--- Start of Supplied data ---

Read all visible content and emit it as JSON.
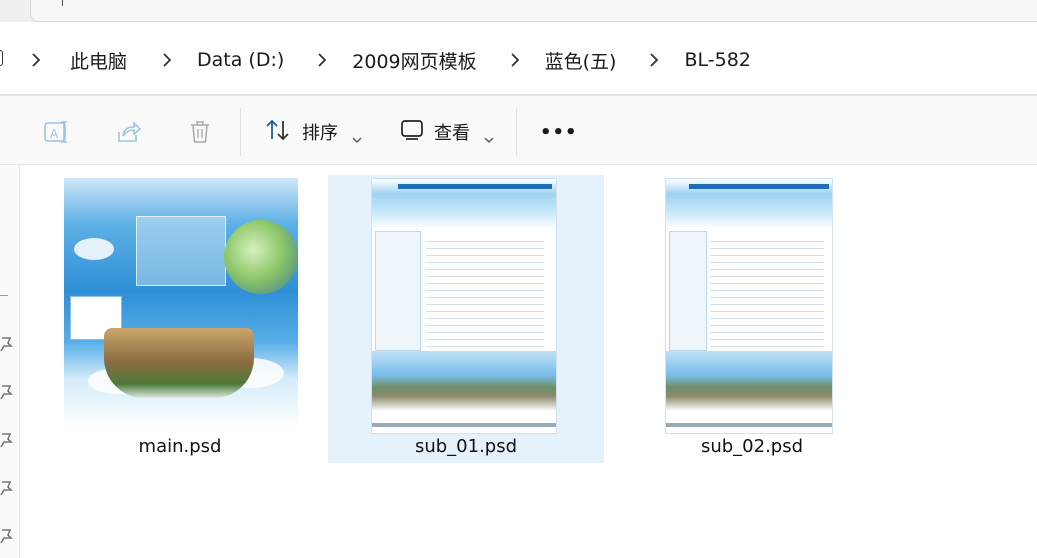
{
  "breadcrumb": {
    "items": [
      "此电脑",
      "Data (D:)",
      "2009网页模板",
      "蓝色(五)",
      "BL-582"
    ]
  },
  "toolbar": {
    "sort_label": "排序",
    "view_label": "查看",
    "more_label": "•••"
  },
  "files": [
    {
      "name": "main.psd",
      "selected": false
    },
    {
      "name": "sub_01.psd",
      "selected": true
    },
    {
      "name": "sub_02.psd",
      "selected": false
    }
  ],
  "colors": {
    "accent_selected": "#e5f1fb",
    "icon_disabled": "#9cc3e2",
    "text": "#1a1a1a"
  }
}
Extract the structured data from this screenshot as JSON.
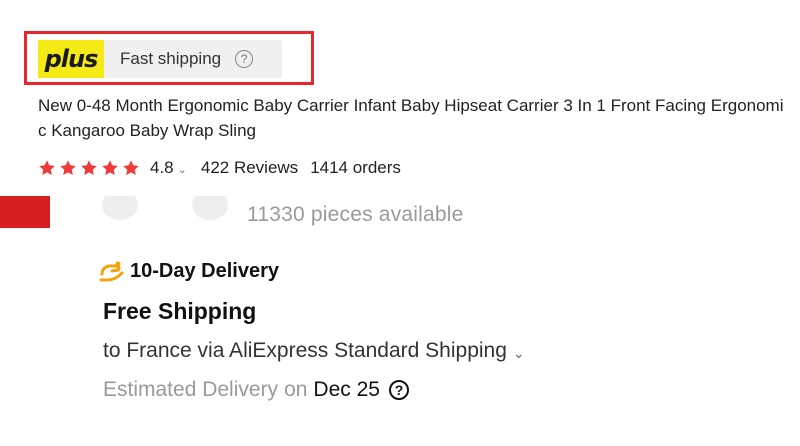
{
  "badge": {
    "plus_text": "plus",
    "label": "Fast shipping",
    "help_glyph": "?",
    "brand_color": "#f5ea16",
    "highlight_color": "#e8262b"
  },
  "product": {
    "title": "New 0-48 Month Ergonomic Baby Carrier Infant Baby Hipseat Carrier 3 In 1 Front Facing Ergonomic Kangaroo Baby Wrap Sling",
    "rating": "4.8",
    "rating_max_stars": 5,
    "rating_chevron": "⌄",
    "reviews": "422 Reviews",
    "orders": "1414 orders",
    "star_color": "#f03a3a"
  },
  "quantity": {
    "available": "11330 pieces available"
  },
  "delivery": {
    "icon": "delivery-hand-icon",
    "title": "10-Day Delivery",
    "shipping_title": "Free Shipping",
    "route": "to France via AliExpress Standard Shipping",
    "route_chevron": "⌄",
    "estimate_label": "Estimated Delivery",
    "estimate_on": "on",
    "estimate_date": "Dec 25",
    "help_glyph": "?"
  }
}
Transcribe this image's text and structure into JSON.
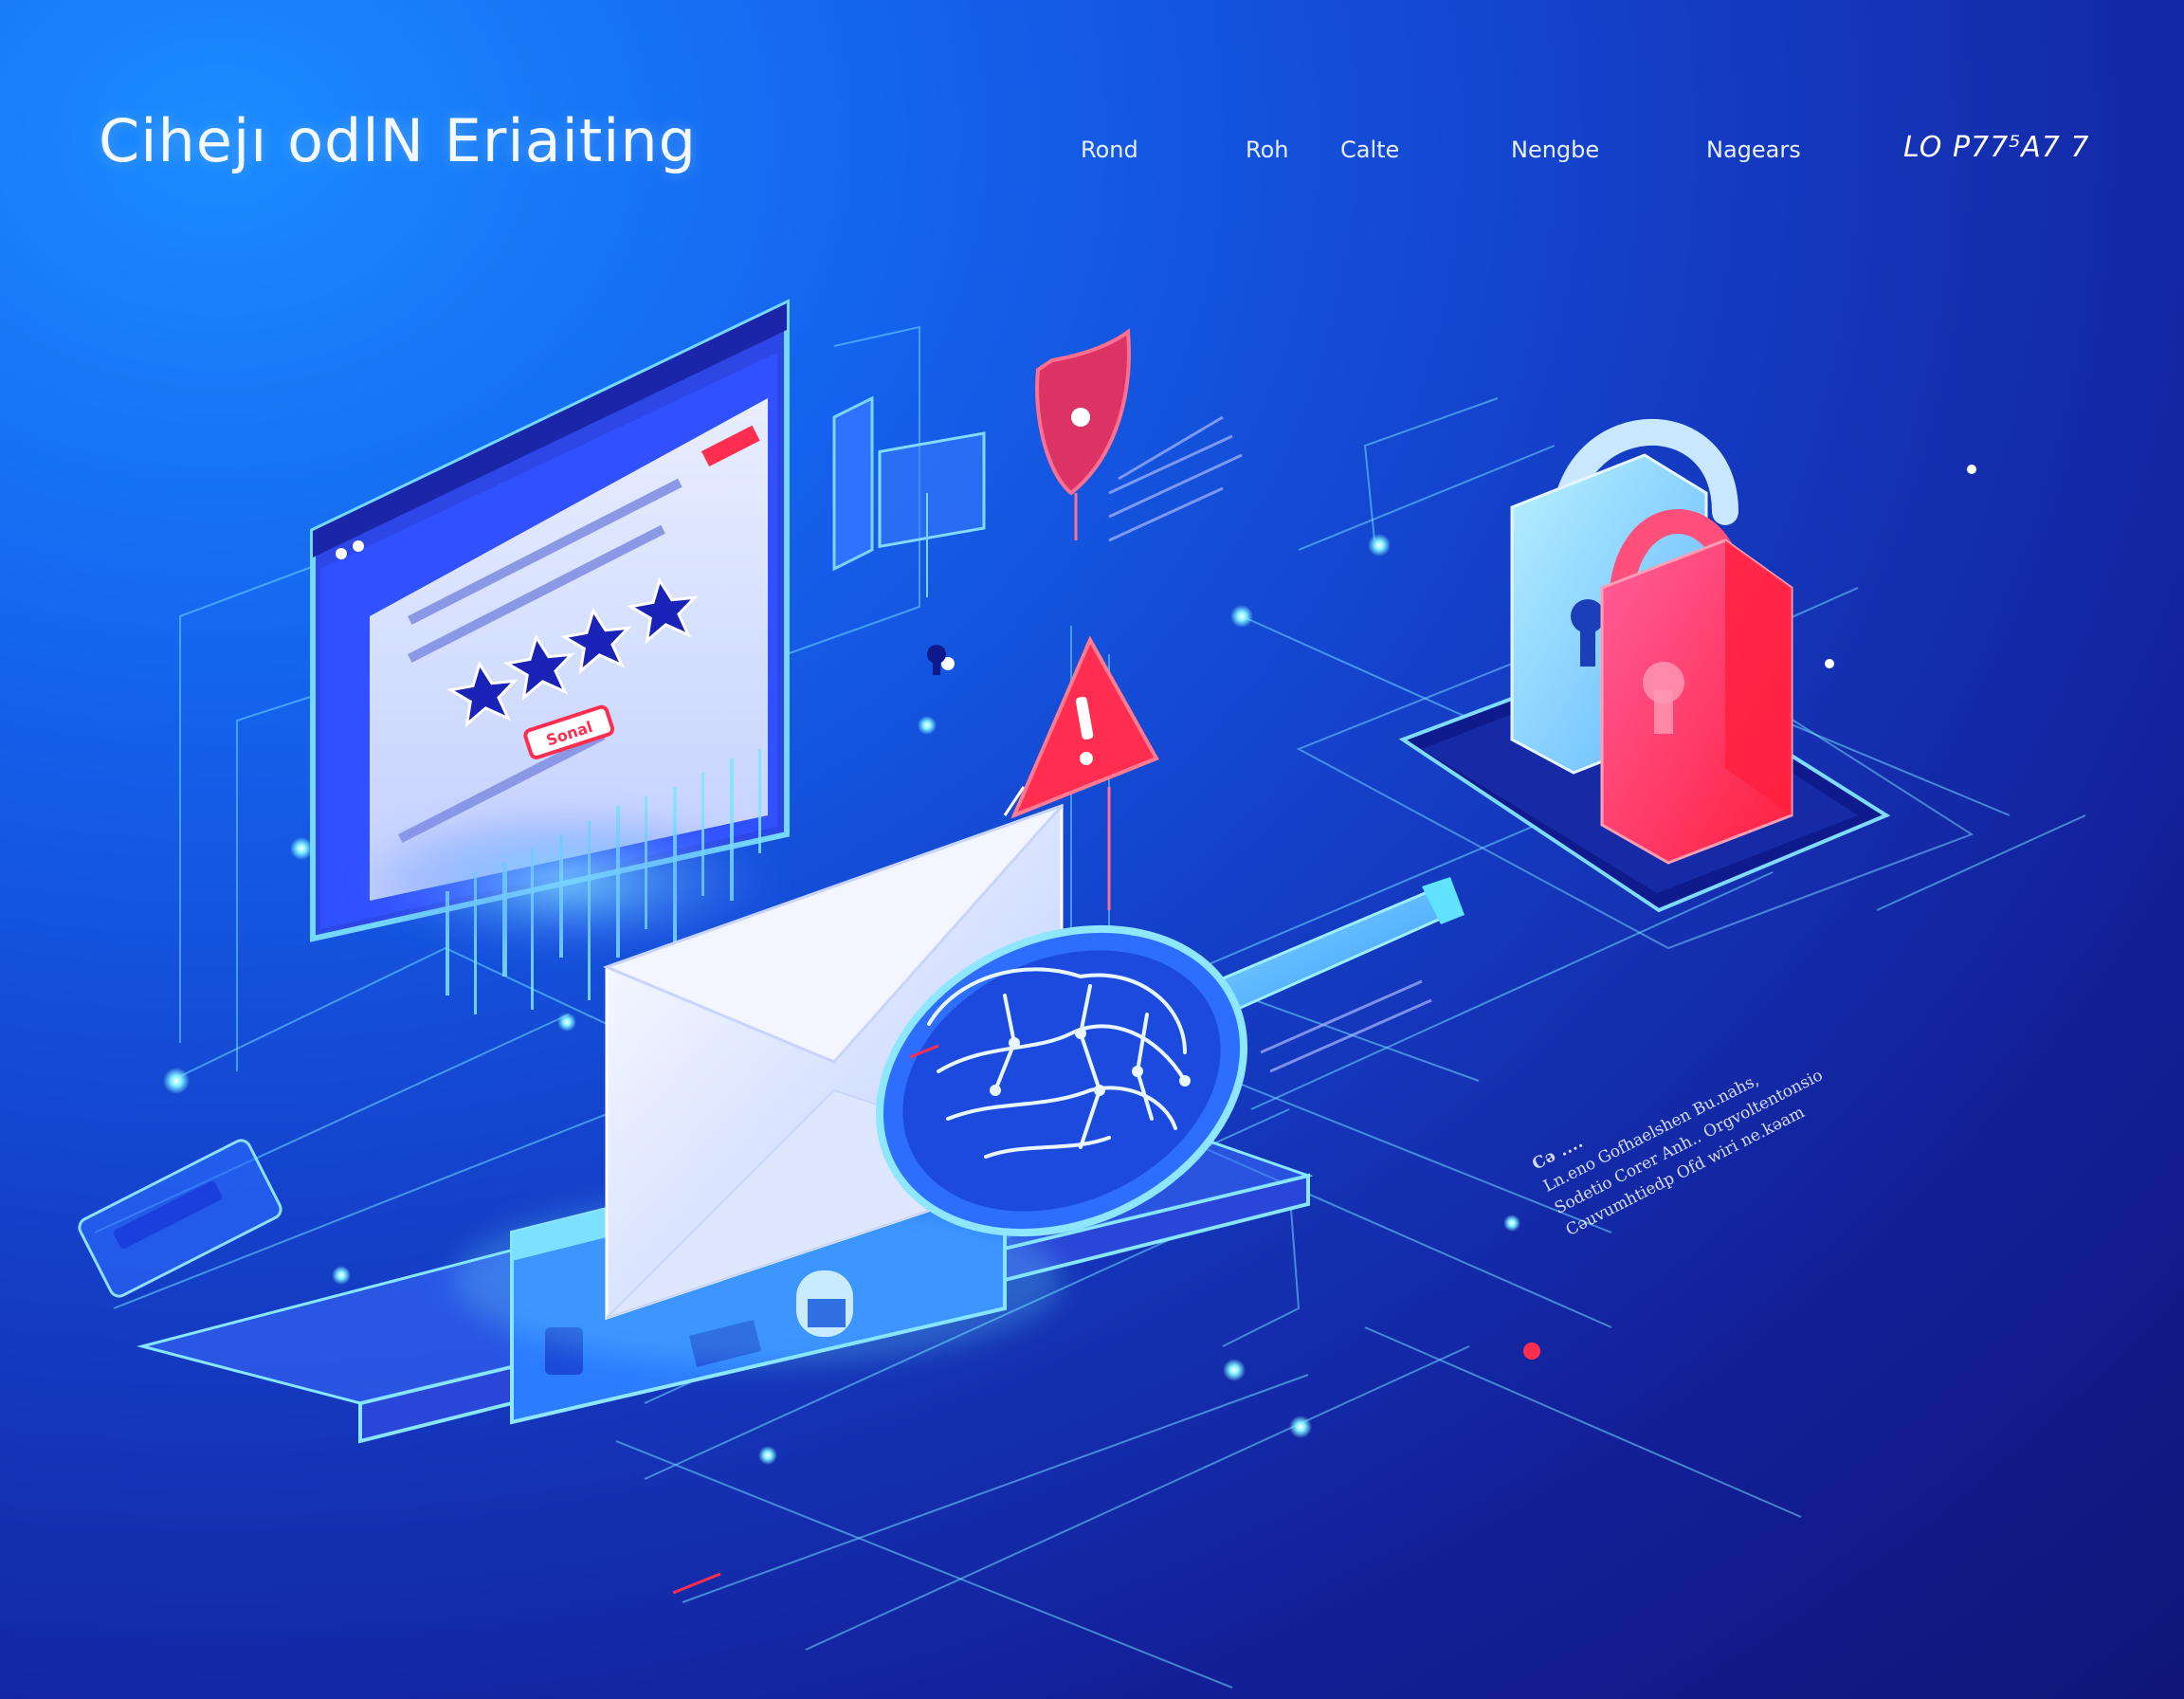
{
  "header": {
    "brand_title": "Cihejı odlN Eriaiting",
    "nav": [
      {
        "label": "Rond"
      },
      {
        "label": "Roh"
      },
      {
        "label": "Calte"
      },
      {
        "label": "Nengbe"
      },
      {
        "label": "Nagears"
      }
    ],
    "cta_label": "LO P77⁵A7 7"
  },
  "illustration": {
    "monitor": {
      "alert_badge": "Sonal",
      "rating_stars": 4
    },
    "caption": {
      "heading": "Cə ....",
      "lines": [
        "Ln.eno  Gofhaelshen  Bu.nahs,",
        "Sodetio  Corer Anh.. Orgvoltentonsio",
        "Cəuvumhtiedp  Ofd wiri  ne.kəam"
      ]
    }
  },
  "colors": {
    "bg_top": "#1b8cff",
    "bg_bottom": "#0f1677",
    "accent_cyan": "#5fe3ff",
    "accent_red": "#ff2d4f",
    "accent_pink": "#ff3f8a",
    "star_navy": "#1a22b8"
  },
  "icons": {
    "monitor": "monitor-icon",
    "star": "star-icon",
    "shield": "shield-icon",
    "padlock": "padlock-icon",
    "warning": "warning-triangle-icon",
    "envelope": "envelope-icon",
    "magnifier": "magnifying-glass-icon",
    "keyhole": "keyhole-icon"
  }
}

--- End of Supplied data ---
--- Start of Supplied data ---

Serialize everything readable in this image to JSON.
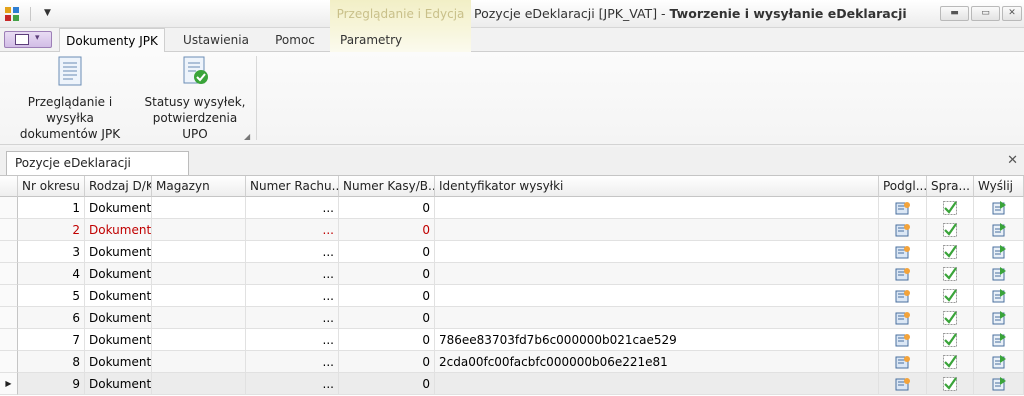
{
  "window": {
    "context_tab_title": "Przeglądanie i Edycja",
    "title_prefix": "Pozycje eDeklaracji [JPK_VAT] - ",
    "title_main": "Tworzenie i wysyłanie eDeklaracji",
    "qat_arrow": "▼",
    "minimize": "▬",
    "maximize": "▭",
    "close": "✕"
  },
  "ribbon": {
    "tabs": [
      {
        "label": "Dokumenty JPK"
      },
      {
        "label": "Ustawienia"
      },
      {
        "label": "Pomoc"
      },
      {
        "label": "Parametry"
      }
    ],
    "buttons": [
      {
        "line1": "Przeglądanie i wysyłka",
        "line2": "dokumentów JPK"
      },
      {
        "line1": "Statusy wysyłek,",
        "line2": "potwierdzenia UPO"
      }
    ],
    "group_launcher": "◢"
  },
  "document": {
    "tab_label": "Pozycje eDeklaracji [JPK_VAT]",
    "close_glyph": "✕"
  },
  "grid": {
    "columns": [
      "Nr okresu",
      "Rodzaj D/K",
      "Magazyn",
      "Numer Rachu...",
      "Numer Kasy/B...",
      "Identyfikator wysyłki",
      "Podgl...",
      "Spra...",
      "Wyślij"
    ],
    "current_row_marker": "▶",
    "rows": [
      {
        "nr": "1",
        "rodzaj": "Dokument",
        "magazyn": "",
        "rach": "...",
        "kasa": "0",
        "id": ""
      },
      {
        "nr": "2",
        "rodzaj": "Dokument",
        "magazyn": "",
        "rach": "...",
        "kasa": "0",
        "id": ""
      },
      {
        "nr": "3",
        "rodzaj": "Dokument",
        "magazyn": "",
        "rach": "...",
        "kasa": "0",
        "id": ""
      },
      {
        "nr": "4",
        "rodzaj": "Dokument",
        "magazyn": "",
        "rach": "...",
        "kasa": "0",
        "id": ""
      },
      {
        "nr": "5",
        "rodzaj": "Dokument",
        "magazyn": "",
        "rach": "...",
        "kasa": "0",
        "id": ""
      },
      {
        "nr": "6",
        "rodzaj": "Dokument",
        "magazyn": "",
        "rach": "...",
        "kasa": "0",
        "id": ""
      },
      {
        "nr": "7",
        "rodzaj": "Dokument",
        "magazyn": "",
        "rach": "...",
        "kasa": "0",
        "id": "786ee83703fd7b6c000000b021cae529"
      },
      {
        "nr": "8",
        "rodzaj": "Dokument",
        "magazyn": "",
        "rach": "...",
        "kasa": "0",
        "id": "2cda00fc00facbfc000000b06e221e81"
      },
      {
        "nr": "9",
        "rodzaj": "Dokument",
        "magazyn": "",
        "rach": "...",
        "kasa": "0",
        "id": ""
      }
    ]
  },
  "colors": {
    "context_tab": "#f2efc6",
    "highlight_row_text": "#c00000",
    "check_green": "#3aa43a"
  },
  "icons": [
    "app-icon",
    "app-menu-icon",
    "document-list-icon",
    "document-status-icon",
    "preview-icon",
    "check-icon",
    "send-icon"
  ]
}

--- End of Supplied data ---

__Written task__: Your answer should be a single number: how many lines in the data above include "eDeklaracji"?

__Reply to the task__: 3